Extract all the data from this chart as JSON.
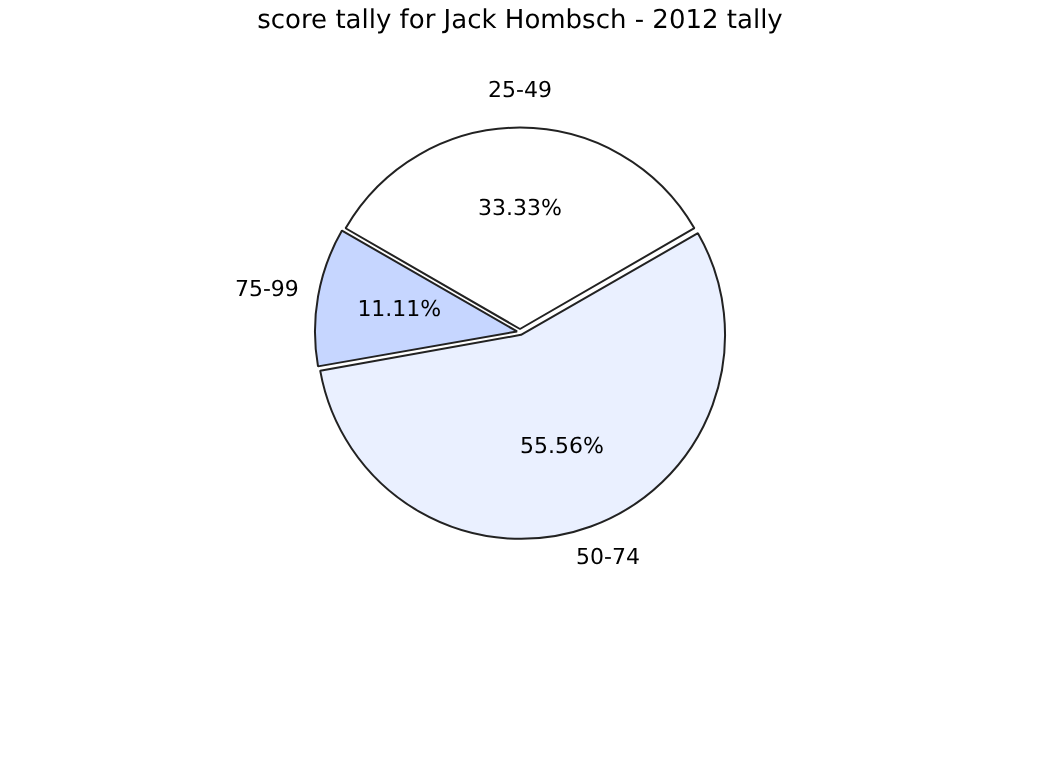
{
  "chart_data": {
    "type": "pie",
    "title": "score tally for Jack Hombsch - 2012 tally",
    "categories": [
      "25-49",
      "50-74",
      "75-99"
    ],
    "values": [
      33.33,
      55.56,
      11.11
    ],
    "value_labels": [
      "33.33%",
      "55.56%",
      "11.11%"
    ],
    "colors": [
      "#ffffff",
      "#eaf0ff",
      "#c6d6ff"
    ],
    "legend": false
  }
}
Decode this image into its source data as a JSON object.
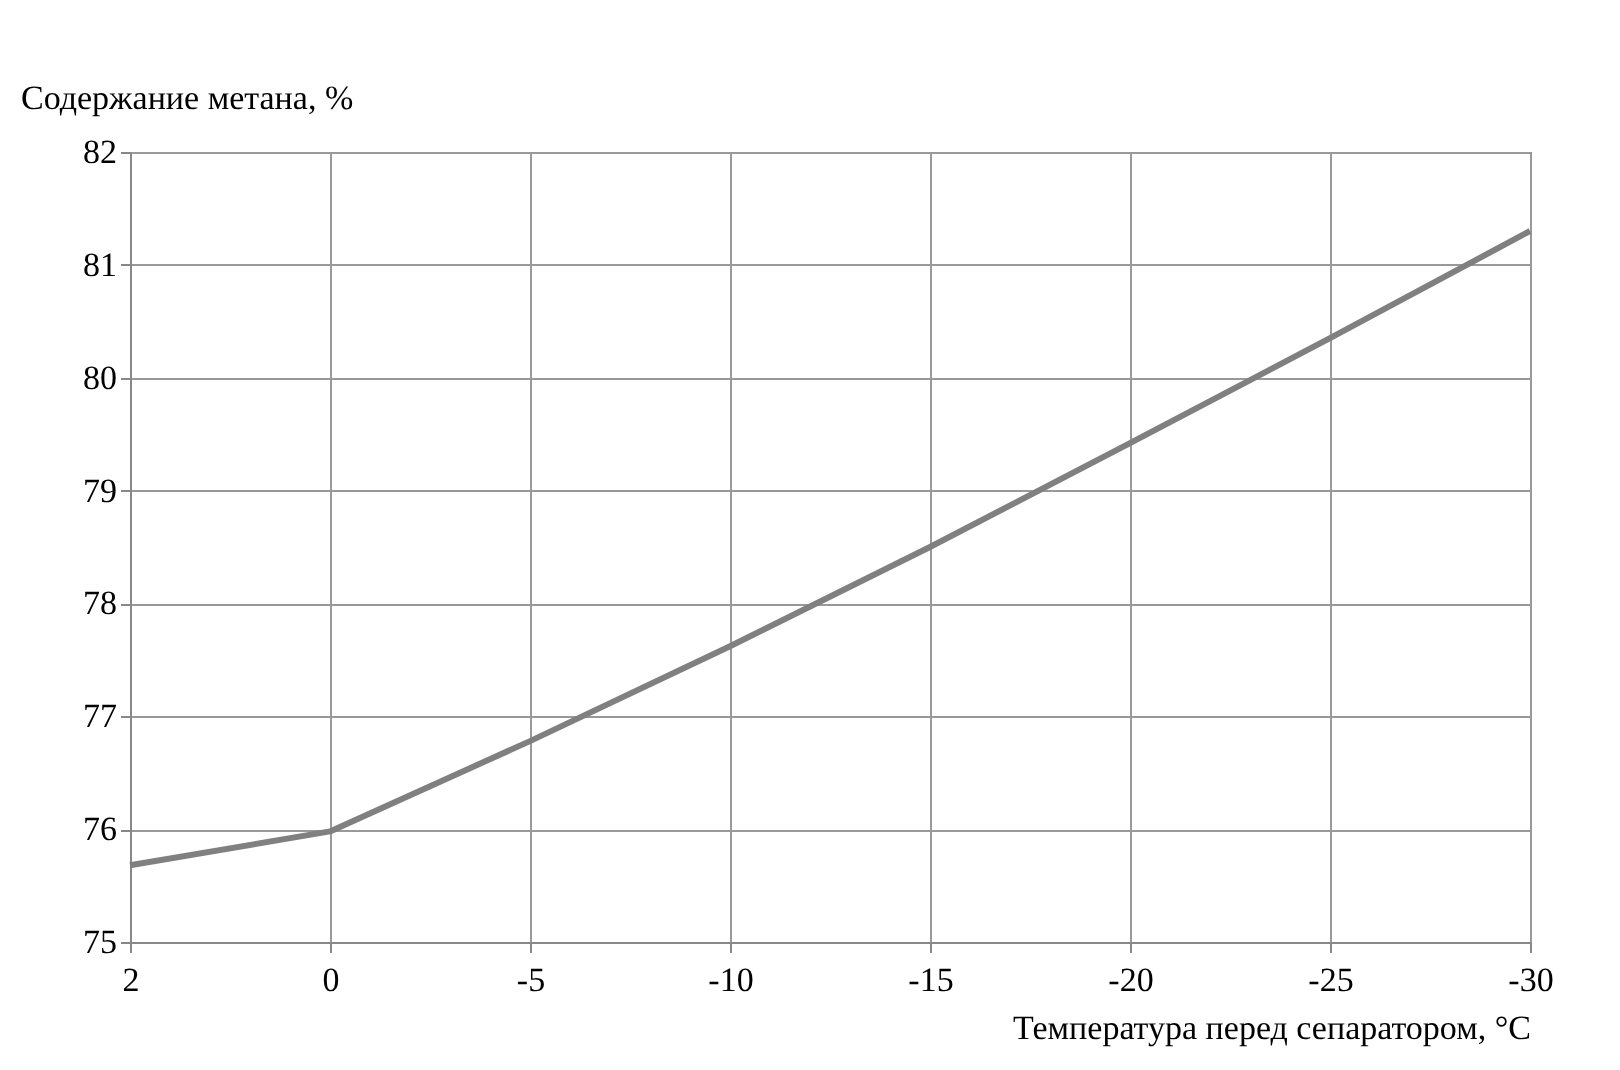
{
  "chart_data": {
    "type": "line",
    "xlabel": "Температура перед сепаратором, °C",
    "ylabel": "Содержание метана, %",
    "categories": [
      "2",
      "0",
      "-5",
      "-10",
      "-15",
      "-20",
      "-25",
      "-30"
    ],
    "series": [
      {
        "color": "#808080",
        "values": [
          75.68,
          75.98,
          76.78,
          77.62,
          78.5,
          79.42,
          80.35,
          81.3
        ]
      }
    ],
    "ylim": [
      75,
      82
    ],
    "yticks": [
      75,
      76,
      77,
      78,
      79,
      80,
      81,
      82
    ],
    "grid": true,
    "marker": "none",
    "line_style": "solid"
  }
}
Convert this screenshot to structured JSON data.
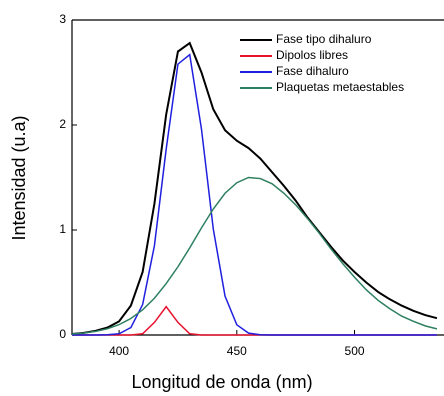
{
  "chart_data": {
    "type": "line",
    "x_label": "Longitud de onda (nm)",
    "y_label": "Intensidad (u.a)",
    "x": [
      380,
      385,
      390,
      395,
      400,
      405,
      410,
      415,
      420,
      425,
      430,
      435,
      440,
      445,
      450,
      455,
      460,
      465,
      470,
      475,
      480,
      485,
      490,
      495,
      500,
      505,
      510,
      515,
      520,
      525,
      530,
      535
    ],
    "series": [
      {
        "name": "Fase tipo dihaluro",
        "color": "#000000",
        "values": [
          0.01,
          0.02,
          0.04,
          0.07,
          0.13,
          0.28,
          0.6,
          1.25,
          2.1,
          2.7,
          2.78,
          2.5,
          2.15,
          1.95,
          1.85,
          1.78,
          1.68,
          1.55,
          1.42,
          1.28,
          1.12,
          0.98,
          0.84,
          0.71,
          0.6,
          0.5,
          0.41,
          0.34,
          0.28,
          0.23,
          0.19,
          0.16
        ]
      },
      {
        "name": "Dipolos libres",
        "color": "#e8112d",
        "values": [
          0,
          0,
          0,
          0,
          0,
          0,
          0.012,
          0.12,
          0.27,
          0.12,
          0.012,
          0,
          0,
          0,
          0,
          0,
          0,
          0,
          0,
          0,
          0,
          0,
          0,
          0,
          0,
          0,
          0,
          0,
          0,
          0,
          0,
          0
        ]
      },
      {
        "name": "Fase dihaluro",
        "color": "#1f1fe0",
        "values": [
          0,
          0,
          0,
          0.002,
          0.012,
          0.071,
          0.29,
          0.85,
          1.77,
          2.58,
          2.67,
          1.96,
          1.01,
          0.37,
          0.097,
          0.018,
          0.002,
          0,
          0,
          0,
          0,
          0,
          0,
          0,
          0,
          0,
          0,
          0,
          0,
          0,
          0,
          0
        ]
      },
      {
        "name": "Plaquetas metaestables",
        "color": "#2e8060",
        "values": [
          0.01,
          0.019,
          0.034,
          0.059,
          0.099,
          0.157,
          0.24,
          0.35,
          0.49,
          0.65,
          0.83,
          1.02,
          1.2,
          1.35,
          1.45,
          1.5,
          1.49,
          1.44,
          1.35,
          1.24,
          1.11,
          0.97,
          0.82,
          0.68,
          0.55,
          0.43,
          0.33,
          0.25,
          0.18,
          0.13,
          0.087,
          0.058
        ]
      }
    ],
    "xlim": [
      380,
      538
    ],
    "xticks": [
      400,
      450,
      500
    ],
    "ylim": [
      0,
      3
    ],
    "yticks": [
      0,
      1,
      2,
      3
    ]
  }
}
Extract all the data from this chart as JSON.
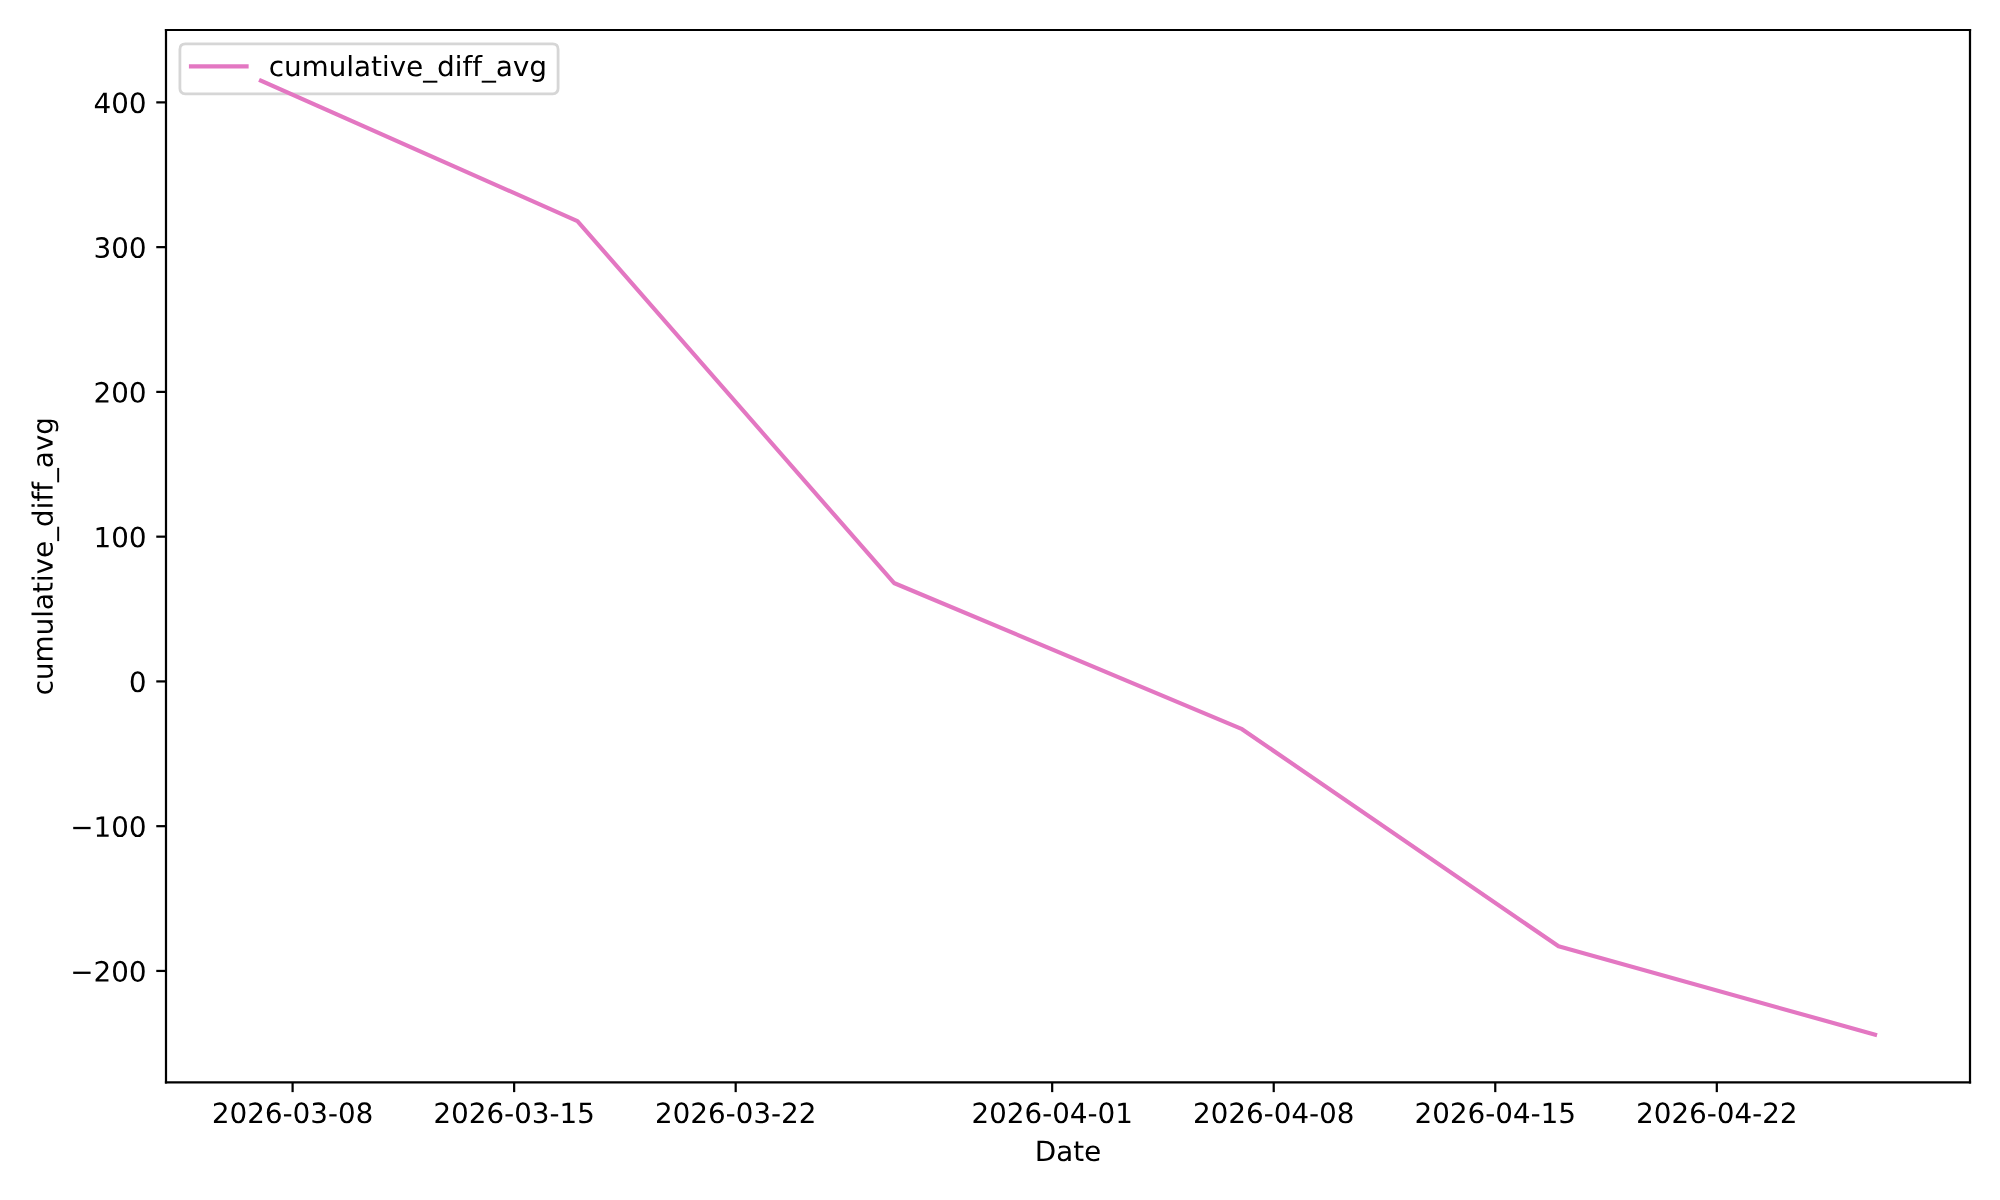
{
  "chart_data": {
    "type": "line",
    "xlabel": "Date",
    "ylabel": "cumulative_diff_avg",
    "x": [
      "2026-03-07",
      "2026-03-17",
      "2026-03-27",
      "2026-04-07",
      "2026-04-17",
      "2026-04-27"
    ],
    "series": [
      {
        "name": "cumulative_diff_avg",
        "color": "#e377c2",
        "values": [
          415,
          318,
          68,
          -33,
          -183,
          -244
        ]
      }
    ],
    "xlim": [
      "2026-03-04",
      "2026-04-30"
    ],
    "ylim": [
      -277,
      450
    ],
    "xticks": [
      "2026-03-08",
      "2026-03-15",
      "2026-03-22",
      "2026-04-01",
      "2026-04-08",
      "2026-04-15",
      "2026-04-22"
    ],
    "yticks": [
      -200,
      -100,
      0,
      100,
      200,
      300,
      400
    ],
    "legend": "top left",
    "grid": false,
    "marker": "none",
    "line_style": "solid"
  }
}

* * * *

_TASK TO COMPLETE:_
Copy the records above exactly. The pictures are not part of the copy.

_EXERCISE RESPONSE:_
Extract all the data from this chart as JSON.
{
  "chart_data": {
    "type": "pie",
    "title": "score tally for Jack Hombsch - 2012 tally",
    "categories": [
      "25-49",
      "50-74",
      "75-99"
    ],
    "values": [
      33.33,
      55.56,
      11.11
    ],
    "value_labels": [
      "33.33%",
      "55.56%",
      "11.11%"
    ],
    "colors": [
      "#ffffff",
      "#eaf0ff",
      "#c6d6ff"
    ],
    "legend": false
  }
}
Decode this image into its source data as a JSON object.
{
  "chart_data": {
    "type": "line",
    "xlabel": "Температура перед сепаратором, °C",
    "ylabel": "Содержание метана, %",
    "categories": [
      "2",
      "0",
      "-5",
      "-10",
      "-15",
      "-20",
      "-25",
      "-30"
    ],
    "series": [
      {
        "color": "#808080",
        "values": [
          75.68,
          75.98,
          76.78,
          77.62,
          78.5,
          79.42,
          80.35,
          81.3
        ]
      }
    ],
    "ylim": [
      75,
      82
    ],
    "yticks": [
      75,
      76,
      77,
      78,
      79,
      80,
      81,
      82
    ],
    "grid": true,
    "marker": "none",
    "line_style": "solid"
  }
}
Convert this screenshot to structured JSON data.
{
  "chart_data": {
    "type": "line",
    "x_label": "Longitud de onda (nm)",
    "y_label": "Intensidad (u.a)",
    "x": [
      380,
      385,
      390,
      395,
      400,
      405,
      410,
      415,
      420,
      425,
      430,
      435,
      440,
      445,
      450,
      455,
      460,
      465,
      470,
      475,
      480,
      485,
      490,
      495,
      500,
      505,
      510,
      515,
      520,
      525,
      530,
      535
    ],
    "series": [
      {
        "name": "Fase tipo dihaluro",
        "color": "#000000",
        "values": [
          0.01,
          0.02,
          0.04,
          0.07,
          0.13,
          0.28,
          0.6,
          1.25,
          2.1,
          2.7,
          2.78,
          2.5,
          2.15,
          1.95,
          1.85,
          1.78,
          1.68,
          1.55,
          1.42,
          1.28,
          1.12,
          0.98,
          0.84,
          0.71,
          0.6,
          0.5,
          0.41,
          0.34,
          0.28,
          0.23,
          0.19,
          0.16
        ]
      },
      {
        "name": "Dipolos libres",
        "color": "#e8112d",
        "values": [
          0,
          0,
          0,
          0,
          0,
          0,
          0.012,
          0.12,
          0.27,
          0.12,
          0.012,
          0,
          0,
          0,
          0,
          0,
          0,
          0,
          0,
          0,
          0,
          0,
          0,
          0,
          0,
          0,
          0,
          0,
          0,
          0,
          0,
          0
        ]
      },
      {
        "name": "Fase dihaluro",
        "color": "#1f1fe0",
        "values": [
          0,
          0,
          0,
          0.002,
          0.012,
          0.071,
          0.29,
          0.85,
          1.77,
          2.58,
          2.67,
          1.96,
          1.01,
          0.37,
          0.097,
          0.018,
          0.002,
          0,
          0,
          0,
          0,
          0,
          0,
          0,
          0,
          0,
          0,
          0,
          0,
          0,
          0,
          0
        ]
      },
      {
        "name": "Plaquetas metaestables",
        "color": "#2e8060",
        "values": [
          0.01,
          0.019,
          0.034,
          0.059,
          0.099,
          0.157,
          0.24,
          0.35,
          0.49,
          0.65,
          0.83,
          1.02,
          1.2,
          1.35,
          1.45,
          1.5,
          1.49,
          1.44,
          1.35,
          1.24,
          1.11,
          0.97,
          0.82,
          0.68,
          0.55,
          0.43,
          0.33,
          0.25,
          0.18,
          0.13,
          0.087,
          0.058
        ]
      }
    ],
    "xlim": [
      380,
      538
    ],
    "xticks": [
      400,
      450,
      500
    ],
    "ylim": [
      0,
      3
    ],
    "yticks": [
      0,
      1,
      2,
      3
    ]
  }
}
Extract all the data from this chart as JSON.
{
  "chart_data": {
    "type": "line",
    "xlabel": "Date",
    "ylabel": "cumulative_diff_avg",
    "x": [
      "2026-03-07",
      "2026-03-17",
      "2026-03-27",
      "2026-04-07",
      "2026-04-17",
      "2026-04-27"
    ],
    "series": [
      {
        "name": "cumulative_diff_avg",
        "color": "#e377c2",
        "values": [
          415,
          318,
          68,
          -33,
          -183,
          -244
        ]
      }
    ],
    "xlim": [
      "2026-03-04",
      "2026-04-30"
    ],
    "ylim": [
      -277,
      450
    ],
    "xticks": [
      "2026-03-08",
      "2026-03-15",
      "2026-03-22",
      "2026-04-01",
      "2026-04-08",
      "2026-04-15",
      "2026-04-22"
    ],
    "yticks": [
      -200,
      -100,
      0,
      100,
      200,
      300,
      400
    ],
    "legend": "top left",
    "grid": false,
    "marker": "none",
    "line_style": "solid"
  }
}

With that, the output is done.